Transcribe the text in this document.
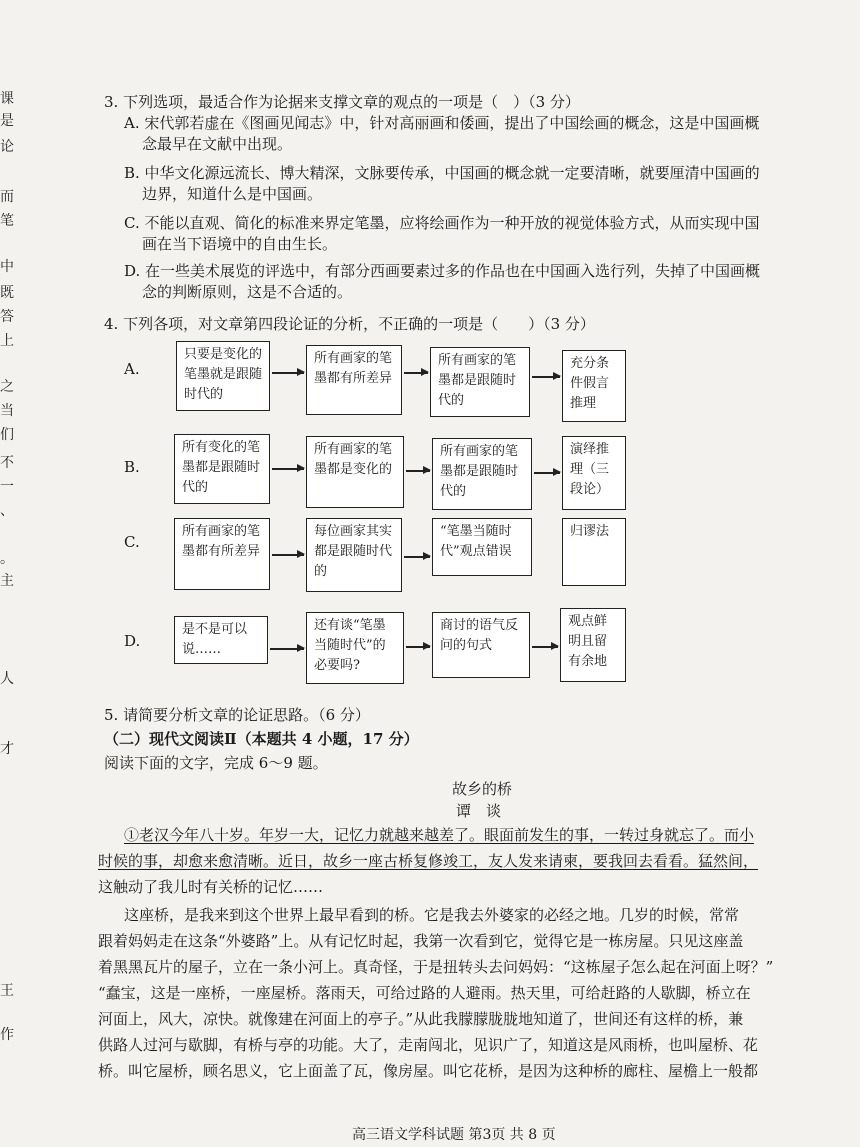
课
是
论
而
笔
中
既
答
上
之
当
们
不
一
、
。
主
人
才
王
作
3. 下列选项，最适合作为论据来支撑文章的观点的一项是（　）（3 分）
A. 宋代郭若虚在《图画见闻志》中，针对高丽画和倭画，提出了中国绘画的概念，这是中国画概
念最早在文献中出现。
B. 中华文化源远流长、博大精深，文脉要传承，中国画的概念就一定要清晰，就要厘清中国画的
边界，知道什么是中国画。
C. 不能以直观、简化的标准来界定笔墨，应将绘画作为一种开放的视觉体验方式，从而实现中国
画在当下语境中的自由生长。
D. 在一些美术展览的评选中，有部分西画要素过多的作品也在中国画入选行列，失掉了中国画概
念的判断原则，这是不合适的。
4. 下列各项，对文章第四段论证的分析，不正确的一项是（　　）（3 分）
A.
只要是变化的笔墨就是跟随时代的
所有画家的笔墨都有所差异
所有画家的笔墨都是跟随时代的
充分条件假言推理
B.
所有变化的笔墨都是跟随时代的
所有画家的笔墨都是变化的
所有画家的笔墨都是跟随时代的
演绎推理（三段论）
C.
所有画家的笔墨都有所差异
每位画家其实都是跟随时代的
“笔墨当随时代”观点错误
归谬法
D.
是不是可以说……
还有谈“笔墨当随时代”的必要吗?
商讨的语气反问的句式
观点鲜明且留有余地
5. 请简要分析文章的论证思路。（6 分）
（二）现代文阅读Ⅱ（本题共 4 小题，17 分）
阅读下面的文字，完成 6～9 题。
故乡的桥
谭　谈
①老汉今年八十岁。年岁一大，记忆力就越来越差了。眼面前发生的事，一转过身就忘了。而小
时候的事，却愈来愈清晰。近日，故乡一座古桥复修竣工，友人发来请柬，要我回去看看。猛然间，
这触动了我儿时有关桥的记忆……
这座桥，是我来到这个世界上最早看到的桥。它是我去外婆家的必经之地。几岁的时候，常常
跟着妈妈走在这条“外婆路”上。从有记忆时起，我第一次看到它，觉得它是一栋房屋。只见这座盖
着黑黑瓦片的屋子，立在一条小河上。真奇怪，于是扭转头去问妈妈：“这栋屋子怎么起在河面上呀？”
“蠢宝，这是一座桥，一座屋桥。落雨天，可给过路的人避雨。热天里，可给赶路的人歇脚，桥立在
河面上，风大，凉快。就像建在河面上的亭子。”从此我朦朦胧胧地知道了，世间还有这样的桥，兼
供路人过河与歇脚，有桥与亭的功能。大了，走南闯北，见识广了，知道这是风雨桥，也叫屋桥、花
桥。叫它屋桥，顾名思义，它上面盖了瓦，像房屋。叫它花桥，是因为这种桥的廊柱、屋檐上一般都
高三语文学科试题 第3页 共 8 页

* * * * *

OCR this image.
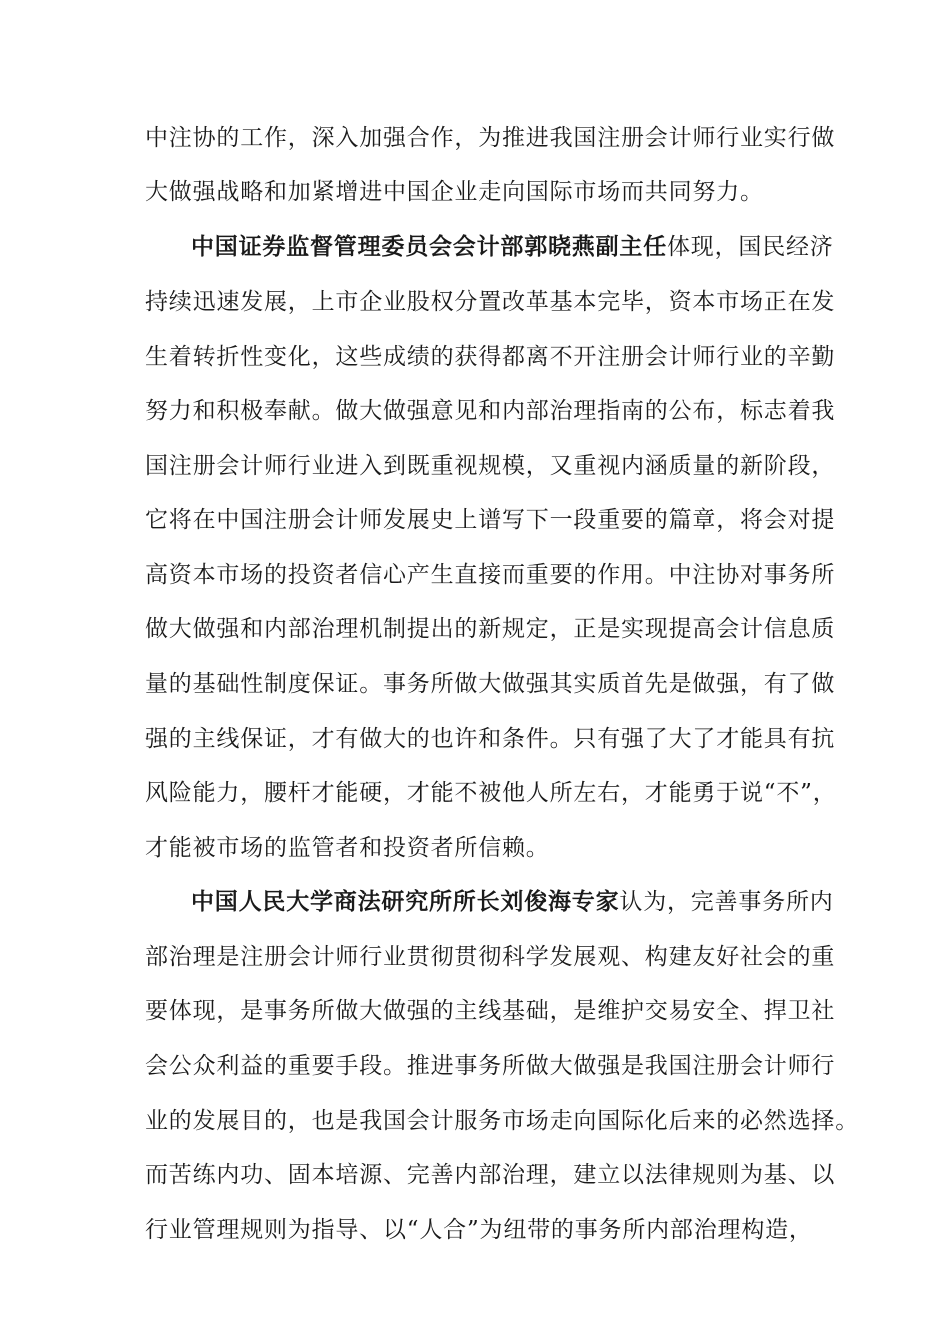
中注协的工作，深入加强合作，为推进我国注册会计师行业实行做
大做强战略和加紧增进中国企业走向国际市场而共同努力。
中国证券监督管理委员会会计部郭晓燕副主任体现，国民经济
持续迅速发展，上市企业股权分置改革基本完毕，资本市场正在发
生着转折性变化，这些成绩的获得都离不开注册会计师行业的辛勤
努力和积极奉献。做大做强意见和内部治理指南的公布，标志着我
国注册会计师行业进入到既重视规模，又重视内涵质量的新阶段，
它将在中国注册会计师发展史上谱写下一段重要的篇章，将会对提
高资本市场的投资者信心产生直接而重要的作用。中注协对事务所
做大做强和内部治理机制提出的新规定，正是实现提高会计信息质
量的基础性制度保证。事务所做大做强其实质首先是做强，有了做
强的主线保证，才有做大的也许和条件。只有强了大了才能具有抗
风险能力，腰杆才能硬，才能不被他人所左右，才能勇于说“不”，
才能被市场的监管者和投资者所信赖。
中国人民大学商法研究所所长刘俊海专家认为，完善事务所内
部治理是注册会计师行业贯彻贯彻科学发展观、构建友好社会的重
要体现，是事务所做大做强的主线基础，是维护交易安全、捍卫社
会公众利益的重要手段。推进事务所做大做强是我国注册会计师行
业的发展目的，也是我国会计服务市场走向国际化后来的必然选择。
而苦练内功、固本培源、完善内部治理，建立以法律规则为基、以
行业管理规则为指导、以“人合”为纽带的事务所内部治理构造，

* * * * *

▶ _What to do_: What count of lines in the listing contain the word "this"? Reply with the number only.

▶ _Correct response_: 2